* Supplied passage:
-=-=-=-=-

Debugging GitHub Actions workflows effectively 🚀
Debug and troubleshoot your failing GitHub Actions workflows easily and effectively using some new tools & tricks!
While I was working on re-engineering the CI/CD pipelines for SciPy last year, I got an opportunity to work with GitHub Actions. GitHub Actions is GitHub’s in-house CI/CD service that has hopefully managed to convince a lot of project maintainers and developers to shift from external CI/CD services (like TravisCI) to GitHub Actions in the hope of a central service that can build, test and deploy.
However, unlike other CI/CD services (like CircleCI), which feature a proper debug mechanism using a CLI and SSH mechanism, GitHub Actions, unfortunately, does not offer any debug tool to make sense of failing workflows. It often leads developers to commit multiple times, to trigger and re-trigger the CI/CD workflows to ensure a green tick beside their commit. The requirement for effective debugging GitHub Actions workflows got me into a rabbit hole.
The best part about using GitHub Actions is the availability of the GitHub API, which we can use from our workflows themselves. GitHub Actions also features a vibrant marketplace with applications centered around making the usage of GitHub Actions more straightforward for developers. It made more sense that someone must have already figured this out, and I found not one or two but multiple solutions altogether!

-=-=-=-=-

* Your task: Return the whole text about debugging GitHub Actions workflows word for word. The rows that come next have no connection to the text about debugging GitHub Actions workflows.

-=-=-=-=-

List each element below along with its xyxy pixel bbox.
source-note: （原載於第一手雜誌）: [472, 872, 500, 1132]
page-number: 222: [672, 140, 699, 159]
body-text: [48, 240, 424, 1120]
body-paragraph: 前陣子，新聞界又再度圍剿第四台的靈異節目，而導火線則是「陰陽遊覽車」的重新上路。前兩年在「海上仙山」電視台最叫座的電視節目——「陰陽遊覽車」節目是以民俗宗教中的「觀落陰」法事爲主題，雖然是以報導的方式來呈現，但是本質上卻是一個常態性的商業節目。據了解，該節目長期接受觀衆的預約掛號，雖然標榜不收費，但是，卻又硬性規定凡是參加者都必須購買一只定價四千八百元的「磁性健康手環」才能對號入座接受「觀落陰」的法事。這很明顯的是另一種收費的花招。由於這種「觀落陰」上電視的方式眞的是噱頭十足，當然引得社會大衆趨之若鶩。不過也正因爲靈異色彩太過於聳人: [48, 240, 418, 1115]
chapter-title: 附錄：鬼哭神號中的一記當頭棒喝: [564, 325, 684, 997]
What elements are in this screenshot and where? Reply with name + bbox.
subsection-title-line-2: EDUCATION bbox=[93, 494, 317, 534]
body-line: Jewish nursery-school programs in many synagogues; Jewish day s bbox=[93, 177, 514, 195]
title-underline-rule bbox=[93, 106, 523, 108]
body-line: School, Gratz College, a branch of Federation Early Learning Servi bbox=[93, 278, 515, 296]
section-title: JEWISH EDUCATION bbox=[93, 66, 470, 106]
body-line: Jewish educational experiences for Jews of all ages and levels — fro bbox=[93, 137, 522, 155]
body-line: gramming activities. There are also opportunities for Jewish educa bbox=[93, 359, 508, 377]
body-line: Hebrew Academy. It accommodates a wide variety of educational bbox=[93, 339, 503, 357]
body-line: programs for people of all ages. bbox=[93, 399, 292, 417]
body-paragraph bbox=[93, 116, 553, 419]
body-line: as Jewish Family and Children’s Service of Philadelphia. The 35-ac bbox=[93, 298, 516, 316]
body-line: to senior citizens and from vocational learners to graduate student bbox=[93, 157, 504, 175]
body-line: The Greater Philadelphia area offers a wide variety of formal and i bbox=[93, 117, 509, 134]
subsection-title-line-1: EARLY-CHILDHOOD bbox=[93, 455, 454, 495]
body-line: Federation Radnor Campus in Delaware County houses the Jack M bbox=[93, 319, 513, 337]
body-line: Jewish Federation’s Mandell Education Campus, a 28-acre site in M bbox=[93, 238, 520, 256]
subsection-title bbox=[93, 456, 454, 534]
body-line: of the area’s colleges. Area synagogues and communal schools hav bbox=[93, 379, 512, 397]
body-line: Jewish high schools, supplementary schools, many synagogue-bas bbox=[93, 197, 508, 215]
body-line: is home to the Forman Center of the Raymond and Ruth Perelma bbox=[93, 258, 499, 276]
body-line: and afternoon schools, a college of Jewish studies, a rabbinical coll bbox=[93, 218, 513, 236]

-=-=-=-=-

* Exercise output:
Debugging GitHub Actions workflows effectively 🚀
Debug and troubleshoot your failing GitHub Actions workflows easily and effectively using some new tools & tricks!
While I was working on re-engineering the CI/CD pipelines for SciPy last year, I got an opportunity to work with GitHub Actions. GitHub Actions is GitHub’s in-house CI/CD service that has hopefully managed to convince a lot of project maintainers and developers to shift from external CI/CD services (like TravisCI) to GitHub Actions in the hope of a central service that can build, test and deploy.
However, unlike other CI/CD services (like CircleCI), which feature a proper debug mechanism using a CLI and SSH mechanism, GitHub Actions, unfortunately, does not offer any debug tool to make sense of failing workflows. It often leads developers to commit multiple times, to trigger and re-trigger the CI/CD workflows to ensure a green tick beside their commit. The requirement for effective debugging GitHub Actions workflows got me into a rabbit hole.
The best part about using GitHub Actions is the availability of the GitHub API, which we can use from our workflows themselves. GitHub Actions also features a vibrant marketplace with applications centered around making the usage of GitHub Actions more straightforward for developers. It made more sense that someone must have already figured this out, and I found not one or two but multiple solutions altogether!